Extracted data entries
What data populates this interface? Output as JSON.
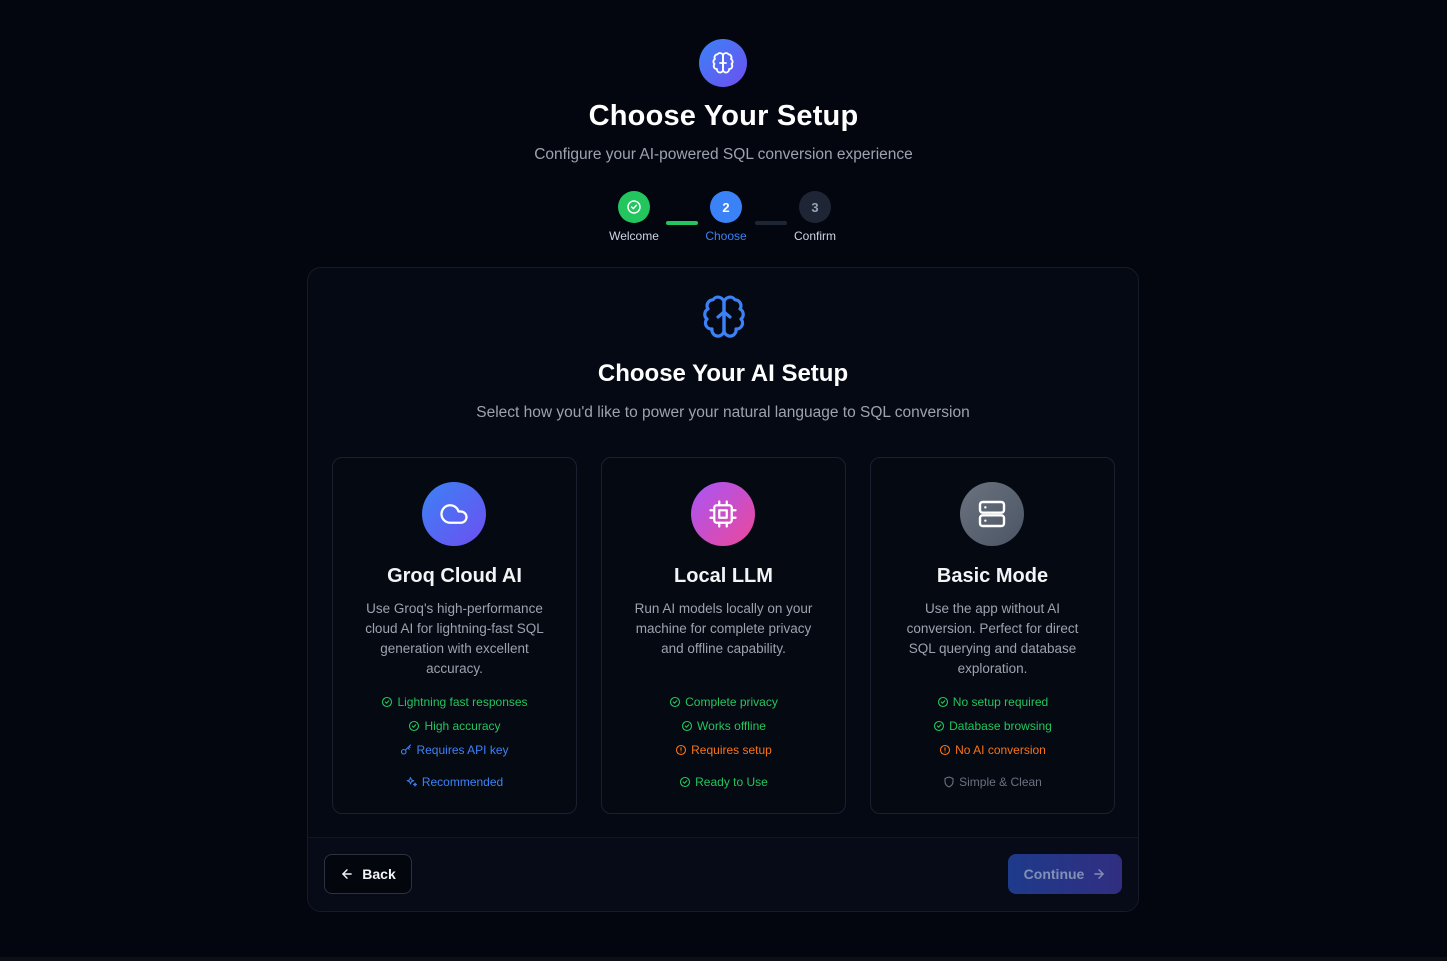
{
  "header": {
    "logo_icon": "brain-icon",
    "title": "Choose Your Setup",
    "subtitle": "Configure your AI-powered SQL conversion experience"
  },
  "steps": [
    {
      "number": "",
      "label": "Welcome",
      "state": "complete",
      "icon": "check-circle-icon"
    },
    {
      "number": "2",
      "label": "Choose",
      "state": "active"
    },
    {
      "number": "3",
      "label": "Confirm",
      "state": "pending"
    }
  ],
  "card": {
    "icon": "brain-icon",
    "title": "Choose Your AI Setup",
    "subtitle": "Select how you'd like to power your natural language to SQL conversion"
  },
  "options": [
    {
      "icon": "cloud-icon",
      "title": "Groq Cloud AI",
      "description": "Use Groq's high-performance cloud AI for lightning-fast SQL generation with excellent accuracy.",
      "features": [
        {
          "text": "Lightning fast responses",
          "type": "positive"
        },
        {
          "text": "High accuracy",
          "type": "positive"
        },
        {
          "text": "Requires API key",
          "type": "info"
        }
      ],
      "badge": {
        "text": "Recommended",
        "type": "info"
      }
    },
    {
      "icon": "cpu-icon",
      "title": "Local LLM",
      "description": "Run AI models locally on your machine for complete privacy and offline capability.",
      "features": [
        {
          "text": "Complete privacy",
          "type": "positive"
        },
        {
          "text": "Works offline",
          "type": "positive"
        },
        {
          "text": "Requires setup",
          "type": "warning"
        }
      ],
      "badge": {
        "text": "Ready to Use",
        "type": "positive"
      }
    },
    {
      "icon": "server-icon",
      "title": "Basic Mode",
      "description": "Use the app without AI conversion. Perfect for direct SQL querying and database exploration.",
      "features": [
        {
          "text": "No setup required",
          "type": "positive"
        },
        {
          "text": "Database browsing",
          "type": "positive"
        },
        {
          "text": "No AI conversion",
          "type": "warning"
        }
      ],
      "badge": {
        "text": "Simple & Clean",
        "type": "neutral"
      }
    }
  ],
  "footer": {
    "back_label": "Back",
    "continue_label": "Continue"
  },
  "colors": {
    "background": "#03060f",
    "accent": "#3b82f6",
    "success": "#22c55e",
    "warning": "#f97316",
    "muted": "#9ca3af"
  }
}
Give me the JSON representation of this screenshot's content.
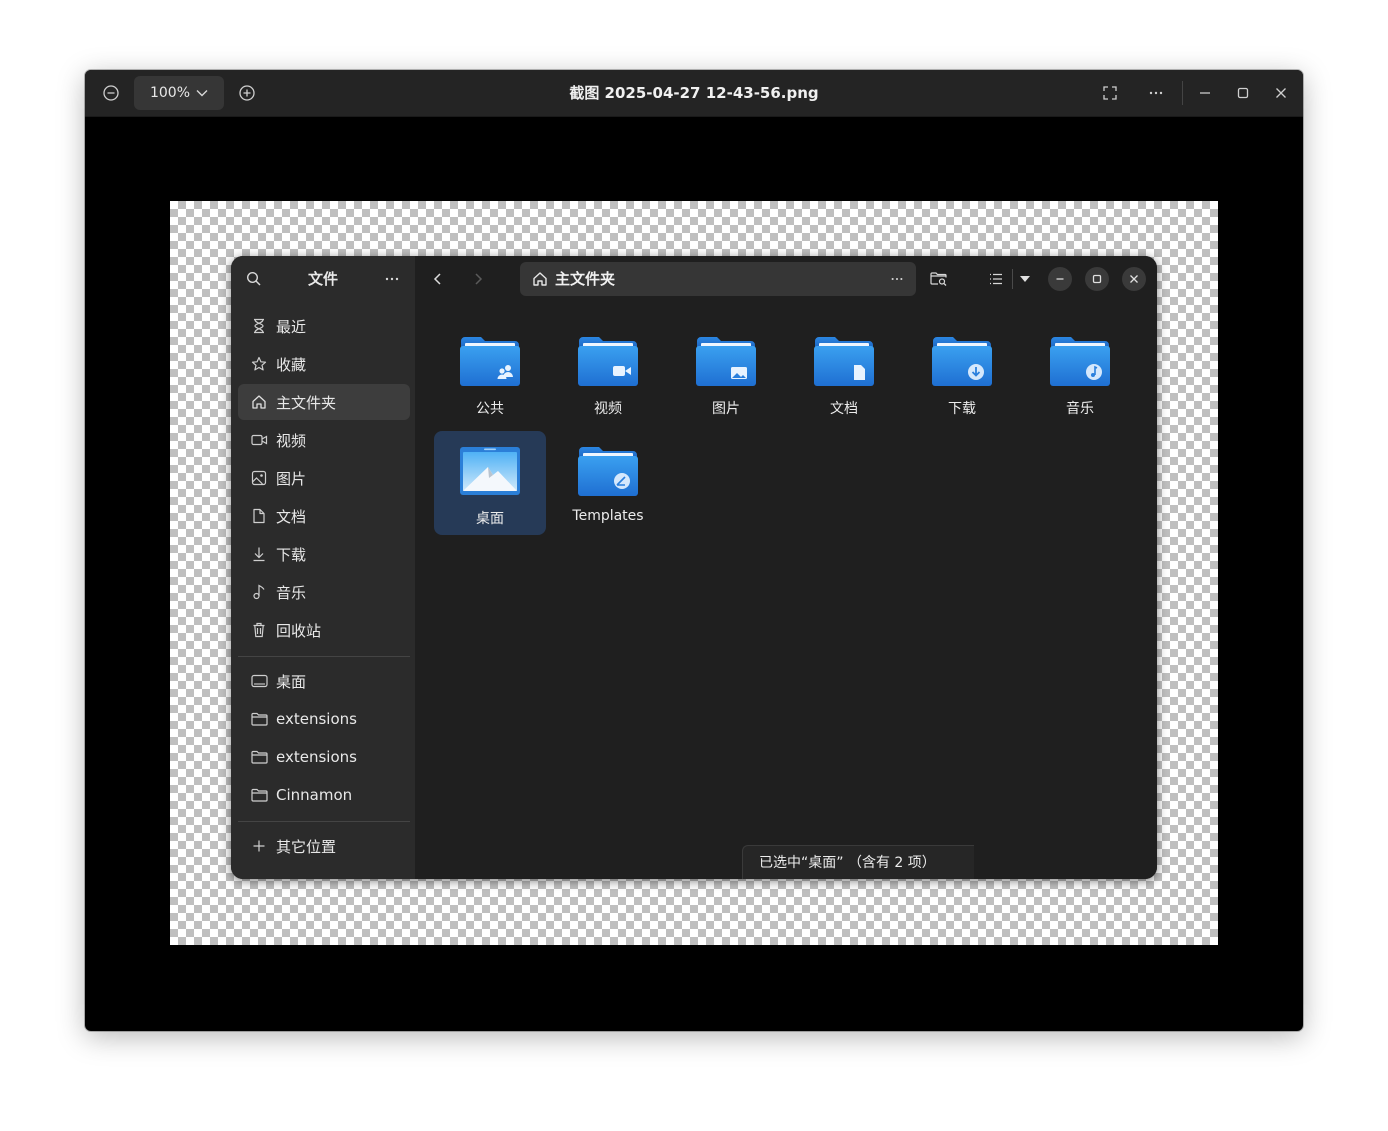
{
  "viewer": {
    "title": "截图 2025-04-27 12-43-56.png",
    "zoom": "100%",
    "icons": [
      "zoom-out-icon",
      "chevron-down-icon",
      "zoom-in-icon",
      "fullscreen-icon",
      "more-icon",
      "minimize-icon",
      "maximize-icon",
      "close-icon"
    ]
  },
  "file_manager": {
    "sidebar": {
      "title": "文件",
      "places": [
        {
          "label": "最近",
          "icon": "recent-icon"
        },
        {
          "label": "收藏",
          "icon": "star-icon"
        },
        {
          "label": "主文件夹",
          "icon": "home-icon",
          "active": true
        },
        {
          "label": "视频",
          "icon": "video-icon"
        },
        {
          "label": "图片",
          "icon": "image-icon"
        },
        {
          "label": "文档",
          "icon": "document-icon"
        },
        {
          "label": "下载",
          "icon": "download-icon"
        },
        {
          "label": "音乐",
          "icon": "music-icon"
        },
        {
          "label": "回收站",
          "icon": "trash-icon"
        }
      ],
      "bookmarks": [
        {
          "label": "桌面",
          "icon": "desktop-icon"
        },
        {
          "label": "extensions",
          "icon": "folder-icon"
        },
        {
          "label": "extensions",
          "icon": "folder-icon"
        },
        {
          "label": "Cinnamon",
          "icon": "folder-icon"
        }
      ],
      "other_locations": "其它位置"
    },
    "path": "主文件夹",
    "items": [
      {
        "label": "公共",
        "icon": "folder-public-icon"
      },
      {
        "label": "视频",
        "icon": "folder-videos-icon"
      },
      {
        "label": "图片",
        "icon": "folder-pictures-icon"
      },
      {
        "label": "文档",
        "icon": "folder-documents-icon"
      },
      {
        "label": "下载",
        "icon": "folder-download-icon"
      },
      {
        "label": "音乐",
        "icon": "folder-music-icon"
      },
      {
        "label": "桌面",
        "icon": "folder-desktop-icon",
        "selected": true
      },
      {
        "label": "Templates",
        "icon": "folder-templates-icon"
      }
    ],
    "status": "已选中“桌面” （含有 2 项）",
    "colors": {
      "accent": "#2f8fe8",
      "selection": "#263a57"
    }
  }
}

> OBJECTIVE:
Please write out all the data again word for word, but not the pictures.

> FINAL RESULT:
What data populates this interface? Output as JSON.
{
  "header": {
    "logo_icon": "brain-icon",
    "title": "Choose Your Setup",
    "subtitle": "Configure your AI-powered SQL conversion experience"
  },
  "steps": [
    {
      "number": "",
      "label": "Welcome",
      "state": "complete",
      "icon": "check-circle-icon"
    },
    {
      "number": "2",
      "label": "Choose",
      "state": "active"
    },
    {
      "number": "3",
      "label": "Confirm",
      "state": "pending"
    }
  ],
  "card": {
    "icon": "brain-icon",
    "title": "Choose Your AI Setup",
    "subtitle": "Select how you'd like to power your natural language to SQL conversion"
  },
  "options": [
    {
      "icon": "cloud-icon",
      "title": "Groq Cloud AI",
      "description": "Use Groq's high-performance cloud AI for lightning-fast SQL generation with excellent accuracy.",
      "features": [
        {
          "text": "Lightning fast responses",
          "type": "positive"
        },
        {
          "text": "High accuracy",
          "type": "positive"
        },
        {
          "text": "Requires API key",
          "type": "info"
        }
      ],
      "badge": {
        "text": "Recommended",
        "type": "info"
      }
    },
    {
      "icon": "cpu-icon",
      "title": "Local LLM",
      "description": "Run AI models locally on your machine for complete privacy and offline capability.",
      "features": [
        {
          "text": "Complete privacy",
          "type": "positive"
        },
        {
          "text": "Works offline",
          "type": "positive"
        },
        {
          "text": "Requires setup",
          "type": "warning"
        }
      ],
      "badge": {
        "text": "Ready to Use",
        "type": "positive"
      }
    },
    {
      "icon": "server-icon",
      "title": "Basic Mode",
      "description": "Use the app without AI conversion. Perfect for direct SQL querying and database exploration.",
      "features": [
        {
          "text": "No setup required",
          "type": "positive"
        },
        {
          "text": "Database browsing",
          "type": "positive"
        },
        {
          "text": "No AI conversion",
          "type": "warning"
        }
      ],
      "badge": {
        "text": "Simple & Clean",
        "type": "neutral"
      }
    }
  ],
  "footer": {
    "back_label": "Back",
    "continue_label": "Continue"
  },
  "colors": {
    "background": "#03060f",
    "accent": "#3b82f6",
    "success": "#22c55e",
    "warning": "#f97316",
    "muted": "#9ca3af"
  }
}
Give me the JSON representation of this screenshot's content.
{
  "viewer": {
    "title": "截图 2025-04-27 12-43-56.png",
    "zoom": "100%",
    "icons": [
      "zoom-out-icon",
      "chevron-down-icon",
      "zoom-in-icon",
      "fullscreen-icon",
      "more-icon",
      "minimize-icon",
      "maximize-icon",
      "close-icon"
    ]
  },
  "file_manager": {
    "sidebar": {
      "title": "文件",
      "places": [
        {
          "label": "最近",
          "icon": "recent-icon"
        },
        {
          "label": "收藏",
          "icon": "star-icon"
        },
        {
          "label": "主文件夹",
          "icon": "home-icon",
          "active": true
        },
        {
          "label": "视频",
          "icon": "video-icon"
        },
        {
          "label": "图片",
          "icon": "image-icon"
        },
        {
          "label": "文档",
          "icon": "document-icon"
        },
        {
          "label": "下载",
          "icon": "download-icon"
        },
        {
          "label": "音乐",
          "icon": "music-icon"
        },
        {
          "label": "回收站",
          "icon": "trash-icon"
        }
      ],
      "bookmarks": [
        {
          "label": "桌面",
          "icon": "desktop-icon"
        },
        {
          "label": "extensions",
          "icon": "folder-icon"
        },
        {
          "label": "extensions",
          "icon": "folder-icon"
        },
        {
          "label": "Cinnamon",
          "icon": "folder-icon"
        }
      ],
      "other_locations": "其它位置"
    },
    "path": "主文件夹",
    "items": [
      {
        "label": "公共",
        "icon": "folder-public-icon"
      },
      {
        "label": "视频",
        "icon": "folder-videos-icon"
      },
      {
        "label": "图片",
        "icon": "folder-pictures-icon"
      },
      {
        "label": "文档",
        "icon": "folder-documents-icon"
      },
      {
        "label": "下载",
        "icon": "folder-download-icon"
      },
      {
        "label": "音乐",
        "icon": "folder-music-icon"
      },
      {
        "label": "桌面",
        "icon": "folder-desktop-icon",
        "selected": true
      },
      {
        "label": "Templates",
        "icon": "folder-templates-icon"
      }
    ],
    "status": "已选中“桌面” （含有 2 项）",
    "colors": {
      "accent": "#2f8fe8",
      "selection": "#263a57"
    }
  }
}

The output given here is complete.